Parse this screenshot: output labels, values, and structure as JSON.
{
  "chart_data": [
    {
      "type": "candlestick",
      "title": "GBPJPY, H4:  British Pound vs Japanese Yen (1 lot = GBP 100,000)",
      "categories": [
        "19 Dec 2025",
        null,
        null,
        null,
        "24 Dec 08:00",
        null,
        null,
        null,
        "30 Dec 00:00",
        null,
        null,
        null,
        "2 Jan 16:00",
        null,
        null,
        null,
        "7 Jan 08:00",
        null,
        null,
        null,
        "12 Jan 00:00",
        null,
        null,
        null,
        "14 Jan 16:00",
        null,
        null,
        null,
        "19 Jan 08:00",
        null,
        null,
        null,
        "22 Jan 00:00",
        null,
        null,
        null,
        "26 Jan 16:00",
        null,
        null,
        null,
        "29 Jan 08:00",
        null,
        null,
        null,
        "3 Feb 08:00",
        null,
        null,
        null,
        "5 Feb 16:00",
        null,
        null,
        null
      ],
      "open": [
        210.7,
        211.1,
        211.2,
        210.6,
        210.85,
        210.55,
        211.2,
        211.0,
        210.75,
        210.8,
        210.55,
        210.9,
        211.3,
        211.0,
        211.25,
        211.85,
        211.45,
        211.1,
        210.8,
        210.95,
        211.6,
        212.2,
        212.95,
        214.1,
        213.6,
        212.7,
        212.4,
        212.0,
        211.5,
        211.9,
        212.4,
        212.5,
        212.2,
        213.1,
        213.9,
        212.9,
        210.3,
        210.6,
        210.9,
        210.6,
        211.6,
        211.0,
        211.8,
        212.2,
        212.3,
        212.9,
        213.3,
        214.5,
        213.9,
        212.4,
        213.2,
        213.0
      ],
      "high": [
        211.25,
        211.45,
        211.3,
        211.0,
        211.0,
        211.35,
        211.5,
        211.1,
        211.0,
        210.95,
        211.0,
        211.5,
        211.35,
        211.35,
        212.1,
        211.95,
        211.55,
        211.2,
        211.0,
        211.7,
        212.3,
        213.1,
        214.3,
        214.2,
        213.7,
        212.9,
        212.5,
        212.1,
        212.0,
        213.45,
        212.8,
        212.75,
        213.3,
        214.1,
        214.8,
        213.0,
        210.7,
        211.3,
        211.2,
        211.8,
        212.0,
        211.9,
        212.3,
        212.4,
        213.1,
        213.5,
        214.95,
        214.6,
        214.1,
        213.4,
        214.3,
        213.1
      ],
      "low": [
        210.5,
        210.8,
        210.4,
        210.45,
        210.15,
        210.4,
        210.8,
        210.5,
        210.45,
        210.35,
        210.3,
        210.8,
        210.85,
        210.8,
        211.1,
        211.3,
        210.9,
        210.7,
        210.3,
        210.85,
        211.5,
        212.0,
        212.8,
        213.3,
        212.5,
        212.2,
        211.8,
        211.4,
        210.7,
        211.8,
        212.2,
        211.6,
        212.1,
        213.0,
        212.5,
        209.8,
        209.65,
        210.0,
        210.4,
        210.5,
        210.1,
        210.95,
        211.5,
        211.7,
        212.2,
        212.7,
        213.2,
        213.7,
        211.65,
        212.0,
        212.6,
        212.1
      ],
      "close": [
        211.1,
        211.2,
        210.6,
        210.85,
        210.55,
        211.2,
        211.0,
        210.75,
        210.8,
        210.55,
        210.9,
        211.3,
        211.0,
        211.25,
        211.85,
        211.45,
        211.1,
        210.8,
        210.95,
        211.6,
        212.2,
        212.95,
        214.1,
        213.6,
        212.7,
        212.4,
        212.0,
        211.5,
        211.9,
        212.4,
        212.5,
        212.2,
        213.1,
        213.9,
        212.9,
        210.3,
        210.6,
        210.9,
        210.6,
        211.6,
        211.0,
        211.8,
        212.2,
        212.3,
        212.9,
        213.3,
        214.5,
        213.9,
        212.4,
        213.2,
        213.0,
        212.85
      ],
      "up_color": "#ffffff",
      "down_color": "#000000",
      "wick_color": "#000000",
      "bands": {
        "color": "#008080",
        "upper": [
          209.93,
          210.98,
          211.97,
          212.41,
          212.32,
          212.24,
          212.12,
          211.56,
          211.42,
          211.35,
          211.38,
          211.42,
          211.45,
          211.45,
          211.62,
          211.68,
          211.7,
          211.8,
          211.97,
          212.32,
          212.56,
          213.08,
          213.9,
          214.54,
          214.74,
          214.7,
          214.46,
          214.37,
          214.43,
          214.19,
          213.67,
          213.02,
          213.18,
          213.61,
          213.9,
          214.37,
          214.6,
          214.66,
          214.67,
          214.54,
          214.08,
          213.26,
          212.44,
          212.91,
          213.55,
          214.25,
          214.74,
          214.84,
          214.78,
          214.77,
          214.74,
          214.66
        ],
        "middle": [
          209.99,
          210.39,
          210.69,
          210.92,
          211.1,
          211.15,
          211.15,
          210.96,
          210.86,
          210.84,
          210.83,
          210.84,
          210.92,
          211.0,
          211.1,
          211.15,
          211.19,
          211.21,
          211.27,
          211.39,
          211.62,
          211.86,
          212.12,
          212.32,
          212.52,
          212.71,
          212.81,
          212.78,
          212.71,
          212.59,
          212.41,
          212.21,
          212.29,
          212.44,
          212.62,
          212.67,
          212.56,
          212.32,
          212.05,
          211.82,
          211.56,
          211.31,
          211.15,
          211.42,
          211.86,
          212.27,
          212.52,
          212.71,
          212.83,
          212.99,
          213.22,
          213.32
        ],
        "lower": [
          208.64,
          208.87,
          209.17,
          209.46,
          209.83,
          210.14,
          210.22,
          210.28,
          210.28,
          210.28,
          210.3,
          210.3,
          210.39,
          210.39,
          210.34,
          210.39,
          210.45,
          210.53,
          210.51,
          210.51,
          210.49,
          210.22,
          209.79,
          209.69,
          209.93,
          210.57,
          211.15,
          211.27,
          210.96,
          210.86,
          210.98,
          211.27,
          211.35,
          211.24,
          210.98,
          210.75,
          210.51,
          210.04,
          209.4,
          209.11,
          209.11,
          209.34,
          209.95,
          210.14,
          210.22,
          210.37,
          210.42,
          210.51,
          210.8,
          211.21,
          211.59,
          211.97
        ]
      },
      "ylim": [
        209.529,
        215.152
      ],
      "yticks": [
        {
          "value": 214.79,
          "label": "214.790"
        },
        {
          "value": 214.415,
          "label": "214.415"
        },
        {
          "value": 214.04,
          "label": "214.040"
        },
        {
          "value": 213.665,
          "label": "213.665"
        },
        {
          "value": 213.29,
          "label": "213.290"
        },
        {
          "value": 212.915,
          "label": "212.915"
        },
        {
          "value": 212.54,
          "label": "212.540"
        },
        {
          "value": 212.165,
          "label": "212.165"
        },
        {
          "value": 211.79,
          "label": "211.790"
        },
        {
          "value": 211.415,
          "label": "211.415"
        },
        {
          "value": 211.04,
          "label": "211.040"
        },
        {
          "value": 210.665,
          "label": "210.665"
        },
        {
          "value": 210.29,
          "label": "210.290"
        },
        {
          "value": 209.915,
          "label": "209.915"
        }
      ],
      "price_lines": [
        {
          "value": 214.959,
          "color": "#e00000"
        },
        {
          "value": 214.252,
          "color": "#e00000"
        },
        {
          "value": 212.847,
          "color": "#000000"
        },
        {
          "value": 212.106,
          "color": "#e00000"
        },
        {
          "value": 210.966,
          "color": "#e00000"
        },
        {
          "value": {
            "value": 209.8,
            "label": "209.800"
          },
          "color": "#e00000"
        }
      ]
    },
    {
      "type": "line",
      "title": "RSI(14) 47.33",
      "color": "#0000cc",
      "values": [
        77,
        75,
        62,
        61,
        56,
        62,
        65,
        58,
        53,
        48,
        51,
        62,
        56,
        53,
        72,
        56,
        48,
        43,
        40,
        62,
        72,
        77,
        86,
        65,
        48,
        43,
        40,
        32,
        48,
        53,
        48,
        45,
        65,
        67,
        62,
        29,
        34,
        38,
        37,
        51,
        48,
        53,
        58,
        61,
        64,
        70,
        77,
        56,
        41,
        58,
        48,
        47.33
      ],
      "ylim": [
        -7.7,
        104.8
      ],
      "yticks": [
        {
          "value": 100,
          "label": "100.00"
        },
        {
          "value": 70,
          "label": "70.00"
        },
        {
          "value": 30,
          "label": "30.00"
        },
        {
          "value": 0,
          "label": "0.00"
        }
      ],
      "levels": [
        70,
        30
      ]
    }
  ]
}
☆ ☆ ☆ ☆ ☆
*Task to complete*.
From the data above, work out how many lines contain the string "values" and reply with only the number.

*Result below*.
2